__Task statement__. Please write out the lines of the records starting with the line that contains "no-ads-label: No Ads xyxy=(120,688,150,727)" and going on through the line that contains "title-line-2: WATER GLASS".

__Provided records__.
---------------

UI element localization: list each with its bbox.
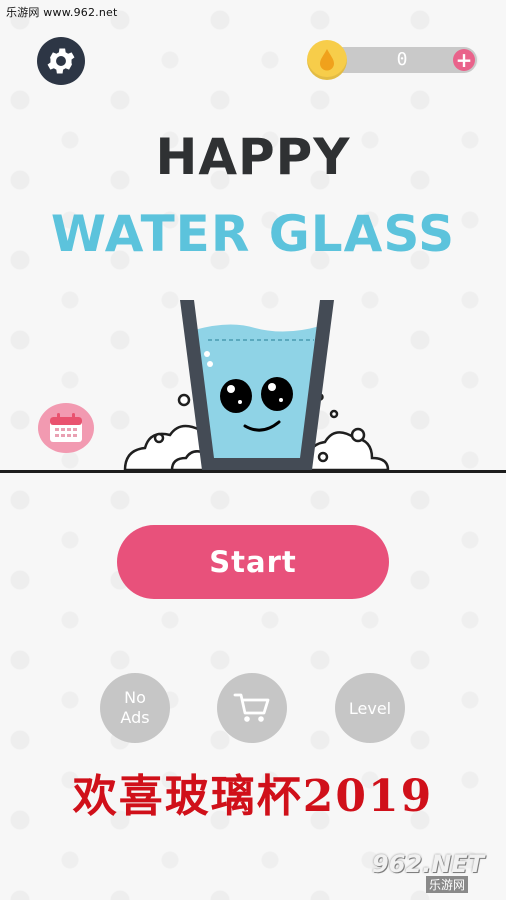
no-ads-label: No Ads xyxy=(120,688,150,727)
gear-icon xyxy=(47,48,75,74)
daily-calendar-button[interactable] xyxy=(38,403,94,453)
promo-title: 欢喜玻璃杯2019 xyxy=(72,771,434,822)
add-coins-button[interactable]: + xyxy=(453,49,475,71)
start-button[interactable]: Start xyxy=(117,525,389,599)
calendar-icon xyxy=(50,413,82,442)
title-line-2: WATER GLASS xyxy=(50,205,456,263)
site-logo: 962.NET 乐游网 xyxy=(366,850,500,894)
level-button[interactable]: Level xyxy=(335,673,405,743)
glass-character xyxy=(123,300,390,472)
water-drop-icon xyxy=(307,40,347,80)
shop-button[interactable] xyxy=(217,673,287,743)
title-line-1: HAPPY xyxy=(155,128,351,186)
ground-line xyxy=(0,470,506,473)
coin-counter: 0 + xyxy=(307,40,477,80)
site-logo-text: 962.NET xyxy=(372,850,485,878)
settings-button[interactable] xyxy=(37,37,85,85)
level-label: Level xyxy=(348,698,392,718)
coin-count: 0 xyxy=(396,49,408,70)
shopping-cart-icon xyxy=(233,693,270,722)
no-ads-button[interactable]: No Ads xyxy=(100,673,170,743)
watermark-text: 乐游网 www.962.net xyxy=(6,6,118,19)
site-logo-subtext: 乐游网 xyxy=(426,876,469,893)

---------------

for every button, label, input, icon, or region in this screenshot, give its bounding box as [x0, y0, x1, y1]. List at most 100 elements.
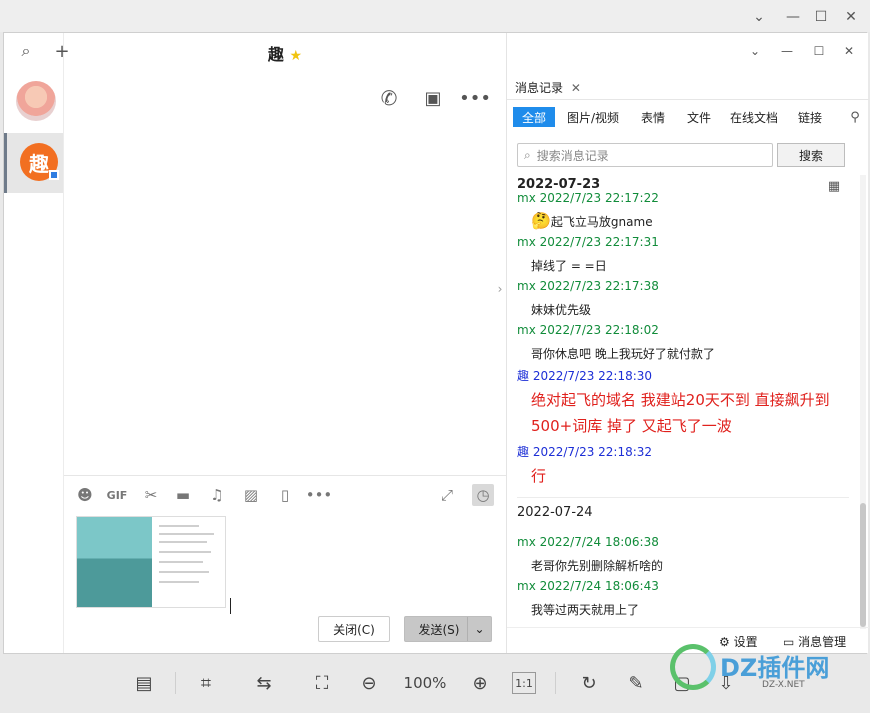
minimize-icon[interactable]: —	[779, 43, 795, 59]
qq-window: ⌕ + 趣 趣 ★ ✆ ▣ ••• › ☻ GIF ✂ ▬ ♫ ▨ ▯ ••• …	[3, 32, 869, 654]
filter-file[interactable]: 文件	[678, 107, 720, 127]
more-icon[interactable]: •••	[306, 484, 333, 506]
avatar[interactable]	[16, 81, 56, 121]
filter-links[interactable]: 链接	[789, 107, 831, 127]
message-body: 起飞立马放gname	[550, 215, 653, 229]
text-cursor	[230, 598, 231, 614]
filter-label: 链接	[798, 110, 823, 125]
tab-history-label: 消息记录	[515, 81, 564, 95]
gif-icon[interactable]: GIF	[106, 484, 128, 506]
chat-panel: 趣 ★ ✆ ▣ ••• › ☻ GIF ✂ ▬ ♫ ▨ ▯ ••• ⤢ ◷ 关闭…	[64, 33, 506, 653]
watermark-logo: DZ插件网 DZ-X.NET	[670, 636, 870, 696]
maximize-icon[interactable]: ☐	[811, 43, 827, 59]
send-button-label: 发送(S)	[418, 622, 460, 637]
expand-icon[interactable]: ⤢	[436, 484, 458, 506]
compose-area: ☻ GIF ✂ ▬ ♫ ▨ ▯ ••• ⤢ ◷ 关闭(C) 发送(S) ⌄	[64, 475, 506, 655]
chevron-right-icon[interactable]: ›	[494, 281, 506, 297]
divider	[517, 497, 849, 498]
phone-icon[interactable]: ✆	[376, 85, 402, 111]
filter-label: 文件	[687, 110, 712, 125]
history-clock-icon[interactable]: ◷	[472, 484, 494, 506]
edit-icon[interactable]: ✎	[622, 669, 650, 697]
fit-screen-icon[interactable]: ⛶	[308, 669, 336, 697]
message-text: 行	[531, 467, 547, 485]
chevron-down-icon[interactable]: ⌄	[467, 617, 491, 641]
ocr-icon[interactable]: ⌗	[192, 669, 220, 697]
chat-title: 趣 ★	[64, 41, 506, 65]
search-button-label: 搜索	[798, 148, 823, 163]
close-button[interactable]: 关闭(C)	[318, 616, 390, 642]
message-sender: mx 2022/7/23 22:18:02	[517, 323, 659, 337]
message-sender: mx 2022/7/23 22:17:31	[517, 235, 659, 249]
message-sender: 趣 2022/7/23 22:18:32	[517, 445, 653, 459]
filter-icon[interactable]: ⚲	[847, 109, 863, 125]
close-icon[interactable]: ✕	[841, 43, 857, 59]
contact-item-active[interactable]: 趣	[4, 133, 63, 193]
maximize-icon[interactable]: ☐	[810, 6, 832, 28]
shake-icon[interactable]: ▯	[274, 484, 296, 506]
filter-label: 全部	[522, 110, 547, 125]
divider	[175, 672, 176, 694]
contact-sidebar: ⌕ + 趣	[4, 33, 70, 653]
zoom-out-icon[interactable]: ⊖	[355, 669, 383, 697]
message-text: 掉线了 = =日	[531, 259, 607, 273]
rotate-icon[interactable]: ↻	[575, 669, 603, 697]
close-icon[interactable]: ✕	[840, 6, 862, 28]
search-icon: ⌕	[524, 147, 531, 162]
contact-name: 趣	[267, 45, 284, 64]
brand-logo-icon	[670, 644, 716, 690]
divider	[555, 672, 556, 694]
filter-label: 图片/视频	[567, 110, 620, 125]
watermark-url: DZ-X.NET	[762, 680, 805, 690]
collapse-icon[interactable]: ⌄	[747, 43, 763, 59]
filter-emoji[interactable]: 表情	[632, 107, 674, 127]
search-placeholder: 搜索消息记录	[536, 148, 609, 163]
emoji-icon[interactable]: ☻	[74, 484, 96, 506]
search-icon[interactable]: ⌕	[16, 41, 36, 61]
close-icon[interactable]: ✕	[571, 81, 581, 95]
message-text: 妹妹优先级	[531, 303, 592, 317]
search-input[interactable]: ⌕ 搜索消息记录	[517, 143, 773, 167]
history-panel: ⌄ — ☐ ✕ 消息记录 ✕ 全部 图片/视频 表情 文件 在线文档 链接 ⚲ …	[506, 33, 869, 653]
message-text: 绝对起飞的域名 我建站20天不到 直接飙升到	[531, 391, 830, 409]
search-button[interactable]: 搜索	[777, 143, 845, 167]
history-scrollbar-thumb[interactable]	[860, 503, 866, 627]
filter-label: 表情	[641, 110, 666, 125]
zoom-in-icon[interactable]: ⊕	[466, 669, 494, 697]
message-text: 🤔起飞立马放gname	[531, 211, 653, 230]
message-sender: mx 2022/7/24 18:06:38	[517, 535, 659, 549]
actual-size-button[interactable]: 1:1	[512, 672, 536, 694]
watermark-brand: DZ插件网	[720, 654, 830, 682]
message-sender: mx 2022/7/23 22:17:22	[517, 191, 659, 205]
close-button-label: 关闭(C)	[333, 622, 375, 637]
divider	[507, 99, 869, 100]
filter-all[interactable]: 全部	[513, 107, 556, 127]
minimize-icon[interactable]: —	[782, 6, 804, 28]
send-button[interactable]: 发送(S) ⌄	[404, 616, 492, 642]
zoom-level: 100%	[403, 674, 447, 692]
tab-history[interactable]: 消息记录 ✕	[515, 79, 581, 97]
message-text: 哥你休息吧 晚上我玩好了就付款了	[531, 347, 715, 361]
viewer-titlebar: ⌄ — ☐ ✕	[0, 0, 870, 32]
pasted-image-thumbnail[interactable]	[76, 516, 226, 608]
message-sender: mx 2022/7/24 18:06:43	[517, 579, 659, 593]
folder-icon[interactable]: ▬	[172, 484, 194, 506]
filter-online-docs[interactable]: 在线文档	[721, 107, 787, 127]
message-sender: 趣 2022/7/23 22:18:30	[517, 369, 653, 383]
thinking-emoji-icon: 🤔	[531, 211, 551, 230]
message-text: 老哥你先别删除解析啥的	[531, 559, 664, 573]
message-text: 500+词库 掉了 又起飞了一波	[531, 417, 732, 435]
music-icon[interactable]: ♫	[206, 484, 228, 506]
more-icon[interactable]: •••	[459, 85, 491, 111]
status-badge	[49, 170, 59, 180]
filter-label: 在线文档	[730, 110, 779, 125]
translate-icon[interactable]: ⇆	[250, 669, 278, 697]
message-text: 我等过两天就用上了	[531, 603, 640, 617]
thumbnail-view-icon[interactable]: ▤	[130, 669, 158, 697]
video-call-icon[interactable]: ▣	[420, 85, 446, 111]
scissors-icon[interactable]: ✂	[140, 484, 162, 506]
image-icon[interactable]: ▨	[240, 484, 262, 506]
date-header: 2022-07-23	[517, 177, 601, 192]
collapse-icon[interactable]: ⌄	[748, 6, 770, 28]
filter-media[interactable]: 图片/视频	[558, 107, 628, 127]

---------------

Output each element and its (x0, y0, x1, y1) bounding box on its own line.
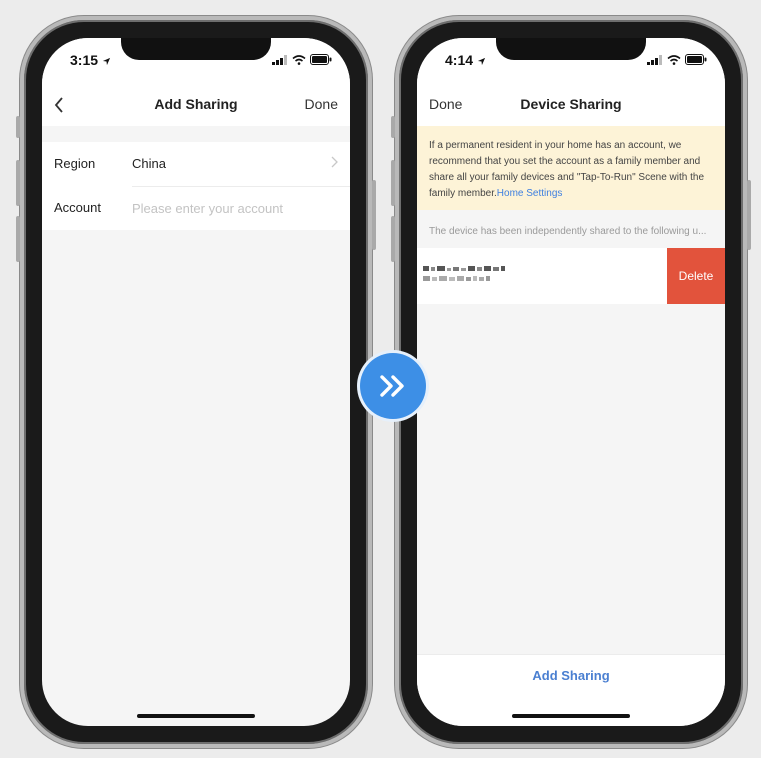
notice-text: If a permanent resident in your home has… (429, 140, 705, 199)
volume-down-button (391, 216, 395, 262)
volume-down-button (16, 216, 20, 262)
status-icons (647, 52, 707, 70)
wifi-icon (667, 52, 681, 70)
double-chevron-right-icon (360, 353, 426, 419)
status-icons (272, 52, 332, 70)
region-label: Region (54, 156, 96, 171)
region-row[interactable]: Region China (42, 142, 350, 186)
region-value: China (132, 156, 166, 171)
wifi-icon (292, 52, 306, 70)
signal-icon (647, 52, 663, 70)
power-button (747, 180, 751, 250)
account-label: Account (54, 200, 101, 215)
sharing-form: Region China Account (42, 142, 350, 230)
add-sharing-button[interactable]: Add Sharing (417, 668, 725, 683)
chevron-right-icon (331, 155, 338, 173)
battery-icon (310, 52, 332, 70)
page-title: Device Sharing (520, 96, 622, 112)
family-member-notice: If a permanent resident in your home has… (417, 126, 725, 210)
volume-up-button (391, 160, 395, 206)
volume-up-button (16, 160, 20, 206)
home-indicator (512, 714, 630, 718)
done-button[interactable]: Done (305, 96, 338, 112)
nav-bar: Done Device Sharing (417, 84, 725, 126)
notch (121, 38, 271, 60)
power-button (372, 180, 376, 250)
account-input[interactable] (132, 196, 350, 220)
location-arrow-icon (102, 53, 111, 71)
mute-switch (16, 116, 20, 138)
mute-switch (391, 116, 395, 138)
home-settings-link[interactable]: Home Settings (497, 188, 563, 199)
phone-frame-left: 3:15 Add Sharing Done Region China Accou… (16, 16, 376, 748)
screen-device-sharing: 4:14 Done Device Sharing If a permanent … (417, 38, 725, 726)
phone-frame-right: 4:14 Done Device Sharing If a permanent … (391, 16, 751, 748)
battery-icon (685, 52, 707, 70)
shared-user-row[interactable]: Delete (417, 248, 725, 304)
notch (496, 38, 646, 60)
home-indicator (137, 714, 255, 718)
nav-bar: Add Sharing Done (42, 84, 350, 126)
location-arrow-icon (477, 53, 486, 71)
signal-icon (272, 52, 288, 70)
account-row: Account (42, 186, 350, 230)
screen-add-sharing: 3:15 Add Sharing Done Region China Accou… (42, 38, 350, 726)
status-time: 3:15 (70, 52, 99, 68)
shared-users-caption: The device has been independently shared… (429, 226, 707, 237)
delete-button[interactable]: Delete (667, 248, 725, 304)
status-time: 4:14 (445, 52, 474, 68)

---------------

__Output__.
no-ads-label: No Ads xyxy=(120,688,150,727)
gear-icon xyxy=(47,48,75,74)
daily-calendar-button[interactable] xyxy=(38,403,94,453)
promo-title: 欢喜玻璃杯2019 xyxy=(72,771,434,822)
add-coins-button[interactable]: + xyxy=(453,49,475,71)
start-button[interactable]: Start xyxy=(117,525,389,599)
calendar-icon xyxy=(50,413,82,442)
title-line-2: WATER GLASS xyxy=(50,205,456,263)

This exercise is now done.